# STATED EXERCISE
The entries need to be copied exactly.

# DATA PROVIDED
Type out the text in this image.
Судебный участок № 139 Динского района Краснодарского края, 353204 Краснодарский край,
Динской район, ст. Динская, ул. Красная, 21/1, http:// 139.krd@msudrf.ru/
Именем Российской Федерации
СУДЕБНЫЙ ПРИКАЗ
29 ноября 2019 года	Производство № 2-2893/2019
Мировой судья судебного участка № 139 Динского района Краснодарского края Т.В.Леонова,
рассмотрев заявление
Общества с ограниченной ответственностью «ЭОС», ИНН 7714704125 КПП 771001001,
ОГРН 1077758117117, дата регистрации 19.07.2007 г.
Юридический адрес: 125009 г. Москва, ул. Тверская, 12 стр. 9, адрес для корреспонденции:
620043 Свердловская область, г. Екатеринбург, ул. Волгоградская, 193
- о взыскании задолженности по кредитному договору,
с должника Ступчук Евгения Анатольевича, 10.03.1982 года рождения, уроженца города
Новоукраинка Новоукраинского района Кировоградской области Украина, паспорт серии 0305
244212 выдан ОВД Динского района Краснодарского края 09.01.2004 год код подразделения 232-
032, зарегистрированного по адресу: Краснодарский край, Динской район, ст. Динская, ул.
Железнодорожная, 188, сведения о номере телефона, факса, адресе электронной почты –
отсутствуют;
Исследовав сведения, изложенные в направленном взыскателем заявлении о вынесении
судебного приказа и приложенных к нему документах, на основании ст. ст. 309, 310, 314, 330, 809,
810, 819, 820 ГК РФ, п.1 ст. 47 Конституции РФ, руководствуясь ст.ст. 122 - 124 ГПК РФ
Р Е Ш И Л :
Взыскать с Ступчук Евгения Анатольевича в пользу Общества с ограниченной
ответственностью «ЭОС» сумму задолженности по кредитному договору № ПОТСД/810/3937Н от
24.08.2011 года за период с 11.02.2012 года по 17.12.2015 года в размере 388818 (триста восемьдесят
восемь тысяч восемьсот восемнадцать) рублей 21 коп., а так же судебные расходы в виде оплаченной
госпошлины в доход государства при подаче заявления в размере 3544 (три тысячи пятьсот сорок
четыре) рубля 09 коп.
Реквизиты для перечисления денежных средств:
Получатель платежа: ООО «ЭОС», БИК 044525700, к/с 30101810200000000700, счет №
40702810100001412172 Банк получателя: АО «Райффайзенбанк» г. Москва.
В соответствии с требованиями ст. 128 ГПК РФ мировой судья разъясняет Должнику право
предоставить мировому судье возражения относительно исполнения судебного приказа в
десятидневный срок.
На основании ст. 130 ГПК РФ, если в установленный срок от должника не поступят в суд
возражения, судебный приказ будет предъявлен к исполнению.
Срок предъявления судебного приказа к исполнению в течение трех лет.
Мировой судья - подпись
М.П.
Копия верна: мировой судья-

# CORRECT RESULT
Type out the text in this image.
Судебный участок № 139 Динского района Краснодарского края, 353204 Краснодарский край,
Динской район, ст. Динская, ул. Красная, 21/1, http:// 139.krd@msudrf.ru/
Именем Российской Федерации
СУДЕБНЫЙ ПРИКАЗ
29 ноября 2019 года	Производство № 2-2893/2019
Мировой судья судебного участка № 139 Динского района Краснодарского края Т.В.Леонова,
рассмотрев заявление
Общества с ограниченной ответственностью «ЭОС», ИНН 7714704125 КПП 771001001,
ОГРН 1077758117117, дата регистрации 19.07.2007 г.
Юридический адрес: 125009 г. Москва, ул. Тверская, 12 стр. 9, адрес для корреспонденции:
620043 Свердловская область, г. Екатеринбург, ул. Волгоградская, 193
- о взыскании задолженности по кредитному договору,
с должника Ступчук Евгения Анатольевича, 10.03.1982 года рождения, уроженца города
Новоукраинка Новоукраинского района Кировоградской области Украина, паспорт серии 0305
244212 выдан ОВД Динского района Краснодарского края 09.01.2004 год код подразделения 232-
032, зарегистрированного по адресу: Краснодарский край, Динской район, ст. Динская, ул.
Железнодорожная, 188, сведения о номере телефона, факса, адресе электронной почты –
отсутствуют;
Исследовав сведения, изложенные в направленном взыскателем заявлении о вынесении
судебного приказа и приложенных к нему документах, на основании ст. ст. 309, 310, 314, 330, 809,
810, 819, 820 ГК РФ, п.1 ст. 47 Конституции РФ, руководствуясь ст.ст. 122 - 124 ГПК РФ
Р Е Ш И Л :
Взыскать с Ступчук Евгения Анатольевича в пользу Общества с ограниченной
ответственностью «ЭОС» сумму задолженности по кредитному договору № ПОТСД/810/3937Н от
24.08.2011 года за период с 11.02.2012 года по 17.12.2015 года в размере 388818 (триста восемьдесят
восемь тысяч восемьсот восемнадцать) рублей 21 коп., а так же судебные расходы в виде оплаченной
госпошлины в доход государства при подаче заявления в размере 3544 (три тысячи пятьсот сорок
четыре) рубля 09 коп.
Реквизиты для перечисления денежных средств:
Получатель платежа: ООО «ЭОС», БИК 044525700, к/с 30101810200000000700, счет №
40702810100001412172 Банк получателя: АО «Райффайзенбанк» г. Москва.
В соответствии с требованиями ст. 128 ГПК РФ мировой судья разъясняет Должнику право
предоставить мировому судье возражения относительно исполнения судебного приказа в
десятидневный срок.
На основании ст. 130 ГПК РФ, если в установленный срок от должника не поступят в суд
возражения, судебный приказ будет предъявлен к исполнению.
Срок предъявления судебного приказа к исполнению в течение трех лет.
Мировой судья - подпись
М.П.
Копия верна: мировой судья-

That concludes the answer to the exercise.